TASK DESCRIPTION:
Check every line below for the string "First", and copy the lines that contain it.

SUPPLIED DATA:
>>>>>
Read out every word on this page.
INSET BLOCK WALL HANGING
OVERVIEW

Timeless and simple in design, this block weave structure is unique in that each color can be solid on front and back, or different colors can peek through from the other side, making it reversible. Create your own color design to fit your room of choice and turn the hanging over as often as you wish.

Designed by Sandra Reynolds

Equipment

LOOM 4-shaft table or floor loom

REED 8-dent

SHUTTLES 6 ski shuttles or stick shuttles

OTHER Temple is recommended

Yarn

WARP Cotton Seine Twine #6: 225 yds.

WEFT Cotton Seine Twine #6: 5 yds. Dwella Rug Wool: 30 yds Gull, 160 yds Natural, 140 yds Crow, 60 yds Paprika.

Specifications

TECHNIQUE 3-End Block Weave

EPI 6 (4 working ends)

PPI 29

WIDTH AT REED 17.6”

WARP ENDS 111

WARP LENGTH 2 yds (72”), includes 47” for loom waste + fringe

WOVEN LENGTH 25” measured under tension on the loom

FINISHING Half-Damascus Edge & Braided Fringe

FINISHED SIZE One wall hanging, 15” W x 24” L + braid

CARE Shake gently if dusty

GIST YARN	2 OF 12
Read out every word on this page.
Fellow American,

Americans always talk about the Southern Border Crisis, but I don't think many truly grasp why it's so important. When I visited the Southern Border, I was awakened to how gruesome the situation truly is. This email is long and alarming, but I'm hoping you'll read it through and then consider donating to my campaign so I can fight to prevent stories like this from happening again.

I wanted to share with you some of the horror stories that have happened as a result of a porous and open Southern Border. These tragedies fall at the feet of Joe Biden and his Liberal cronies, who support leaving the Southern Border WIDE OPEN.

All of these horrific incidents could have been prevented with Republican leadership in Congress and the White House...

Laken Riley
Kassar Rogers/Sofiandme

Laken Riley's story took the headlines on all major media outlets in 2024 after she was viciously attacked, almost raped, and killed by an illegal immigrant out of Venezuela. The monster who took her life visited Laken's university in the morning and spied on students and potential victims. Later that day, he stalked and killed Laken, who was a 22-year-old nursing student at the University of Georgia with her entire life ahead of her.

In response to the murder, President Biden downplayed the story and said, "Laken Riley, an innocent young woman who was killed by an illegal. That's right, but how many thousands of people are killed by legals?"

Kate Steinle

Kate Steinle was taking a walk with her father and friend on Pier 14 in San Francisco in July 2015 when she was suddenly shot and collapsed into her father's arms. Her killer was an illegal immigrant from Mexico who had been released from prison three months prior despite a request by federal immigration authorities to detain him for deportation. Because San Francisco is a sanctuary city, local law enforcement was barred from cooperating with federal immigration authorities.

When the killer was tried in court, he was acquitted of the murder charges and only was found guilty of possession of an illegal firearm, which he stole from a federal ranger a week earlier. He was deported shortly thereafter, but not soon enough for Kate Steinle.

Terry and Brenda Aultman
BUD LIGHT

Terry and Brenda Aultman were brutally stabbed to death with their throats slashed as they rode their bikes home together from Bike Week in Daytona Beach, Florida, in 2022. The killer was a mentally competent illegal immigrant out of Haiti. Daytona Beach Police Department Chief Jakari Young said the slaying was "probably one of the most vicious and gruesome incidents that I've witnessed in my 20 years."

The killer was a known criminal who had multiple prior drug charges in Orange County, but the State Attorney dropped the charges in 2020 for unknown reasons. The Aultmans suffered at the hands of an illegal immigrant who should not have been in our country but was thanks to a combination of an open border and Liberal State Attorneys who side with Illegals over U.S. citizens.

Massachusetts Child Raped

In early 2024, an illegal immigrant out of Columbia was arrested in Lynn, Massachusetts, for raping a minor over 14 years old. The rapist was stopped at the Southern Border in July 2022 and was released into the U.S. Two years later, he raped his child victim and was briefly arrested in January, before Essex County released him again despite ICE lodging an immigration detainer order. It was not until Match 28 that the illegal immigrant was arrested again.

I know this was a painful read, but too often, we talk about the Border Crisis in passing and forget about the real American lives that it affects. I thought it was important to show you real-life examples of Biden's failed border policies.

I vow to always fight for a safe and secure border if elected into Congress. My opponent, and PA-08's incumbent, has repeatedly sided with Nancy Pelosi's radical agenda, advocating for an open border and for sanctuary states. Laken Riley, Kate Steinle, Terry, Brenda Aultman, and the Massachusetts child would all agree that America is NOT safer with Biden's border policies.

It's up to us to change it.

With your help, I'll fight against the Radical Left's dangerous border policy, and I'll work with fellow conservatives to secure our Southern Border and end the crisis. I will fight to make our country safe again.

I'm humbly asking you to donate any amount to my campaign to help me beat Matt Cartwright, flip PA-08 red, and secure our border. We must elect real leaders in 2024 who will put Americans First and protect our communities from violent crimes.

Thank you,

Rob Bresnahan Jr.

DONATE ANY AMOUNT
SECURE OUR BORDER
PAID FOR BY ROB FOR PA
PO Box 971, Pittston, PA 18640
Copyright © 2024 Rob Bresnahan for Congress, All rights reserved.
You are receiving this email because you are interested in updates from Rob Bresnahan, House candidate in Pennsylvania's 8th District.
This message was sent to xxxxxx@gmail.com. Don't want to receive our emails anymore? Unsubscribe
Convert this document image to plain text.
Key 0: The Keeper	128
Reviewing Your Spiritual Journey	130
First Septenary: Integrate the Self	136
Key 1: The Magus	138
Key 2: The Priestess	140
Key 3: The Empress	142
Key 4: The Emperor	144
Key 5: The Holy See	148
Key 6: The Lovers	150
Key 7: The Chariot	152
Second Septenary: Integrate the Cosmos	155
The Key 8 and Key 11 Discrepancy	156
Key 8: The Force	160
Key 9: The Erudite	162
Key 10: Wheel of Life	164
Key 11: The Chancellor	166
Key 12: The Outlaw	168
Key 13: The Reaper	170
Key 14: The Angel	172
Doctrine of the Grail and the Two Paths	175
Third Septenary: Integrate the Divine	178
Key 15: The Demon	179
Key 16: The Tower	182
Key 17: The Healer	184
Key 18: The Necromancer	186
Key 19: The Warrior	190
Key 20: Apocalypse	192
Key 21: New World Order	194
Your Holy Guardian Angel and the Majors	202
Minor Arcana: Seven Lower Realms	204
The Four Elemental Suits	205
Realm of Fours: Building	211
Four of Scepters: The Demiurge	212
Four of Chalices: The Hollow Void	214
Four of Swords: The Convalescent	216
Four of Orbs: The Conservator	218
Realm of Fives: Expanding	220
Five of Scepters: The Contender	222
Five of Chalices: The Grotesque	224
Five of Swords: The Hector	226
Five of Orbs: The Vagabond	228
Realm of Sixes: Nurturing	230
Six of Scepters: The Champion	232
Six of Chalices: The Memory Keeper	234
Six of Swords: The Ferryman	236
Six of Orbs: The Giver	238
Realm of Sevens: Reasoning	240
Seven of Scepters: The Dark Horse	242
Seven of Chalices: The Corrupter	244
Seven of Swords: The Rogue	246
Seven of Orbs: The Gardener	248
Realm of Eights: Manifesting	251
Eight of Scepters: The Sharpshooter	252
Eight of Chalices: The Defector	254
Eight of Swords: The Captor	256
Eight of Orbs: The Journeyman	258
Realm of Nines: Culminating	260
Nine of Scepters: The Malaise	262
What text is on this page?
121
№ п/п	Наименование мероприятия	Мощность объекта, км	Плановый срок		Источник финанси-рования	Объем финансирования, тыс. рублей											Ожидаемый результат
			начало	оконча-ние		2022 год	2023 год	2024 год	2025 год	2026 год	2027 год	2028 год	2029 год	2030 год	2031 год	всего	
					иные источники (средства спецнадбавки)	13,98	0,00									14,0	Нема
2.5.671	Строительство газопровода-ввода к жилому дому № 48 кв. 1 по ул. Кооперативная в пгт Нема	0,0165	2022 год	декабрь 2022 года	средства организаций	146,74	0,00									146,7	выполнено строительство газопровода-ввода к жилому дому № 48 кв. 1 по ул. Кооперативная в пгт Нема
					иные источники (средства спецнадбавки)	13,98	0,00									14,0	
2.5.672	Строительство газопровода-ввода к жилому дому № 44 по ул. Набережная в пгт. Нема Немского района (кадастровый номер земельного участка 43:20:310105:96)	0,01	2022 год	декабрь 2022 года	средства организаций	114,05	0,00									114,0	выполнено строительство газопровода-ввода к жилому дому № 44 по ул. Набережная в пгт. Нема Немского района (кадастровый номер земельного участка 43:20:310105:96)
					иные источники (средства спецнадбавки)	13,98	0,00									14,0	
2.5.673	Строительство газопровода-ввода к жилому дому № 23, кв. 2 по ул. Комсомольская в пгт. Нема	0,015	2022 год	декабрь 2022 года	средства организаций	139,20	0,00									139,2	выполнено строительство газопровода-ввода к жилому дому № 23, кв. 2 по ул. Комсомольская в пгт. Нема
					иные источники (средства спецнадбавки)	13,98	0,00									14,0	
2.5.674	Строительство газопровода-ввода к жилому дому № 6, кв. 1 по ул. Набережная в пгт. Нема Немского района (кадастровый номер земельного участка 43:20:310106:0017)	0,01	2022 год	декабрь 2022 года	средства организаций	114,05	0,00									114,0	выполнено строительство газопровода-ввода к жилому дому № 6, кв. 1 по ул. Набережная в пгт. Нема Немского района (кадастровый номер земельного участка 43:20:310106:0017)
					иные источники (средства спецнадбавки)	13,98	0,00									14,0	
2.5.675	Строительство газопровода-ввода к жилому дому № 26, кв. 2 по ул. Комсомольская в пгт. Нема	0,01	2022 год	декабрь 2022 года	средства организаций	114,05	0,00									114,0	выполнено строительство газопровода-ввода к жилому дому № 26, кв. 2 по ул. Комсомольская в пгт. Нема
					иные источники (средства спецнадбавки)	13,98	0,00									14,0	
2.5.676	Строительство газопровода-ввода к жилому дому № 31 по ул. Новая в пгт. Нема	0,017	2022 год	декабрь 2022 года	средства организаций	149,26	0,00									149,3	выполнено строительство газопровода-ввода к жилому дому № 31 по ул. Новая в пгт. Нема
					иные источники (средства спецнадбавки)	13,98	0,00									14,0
<<<<<
EXERCISE SOLUTION:
I'm humbly asking you to donate any amount to my campaign to help me beat Matt Cartwright, flip PA-08 red, and secure our border. We must elect real leaders in 2024 who will put Americans First and protect our communities from violent crimes.
First Septenary: Integrate the Self	136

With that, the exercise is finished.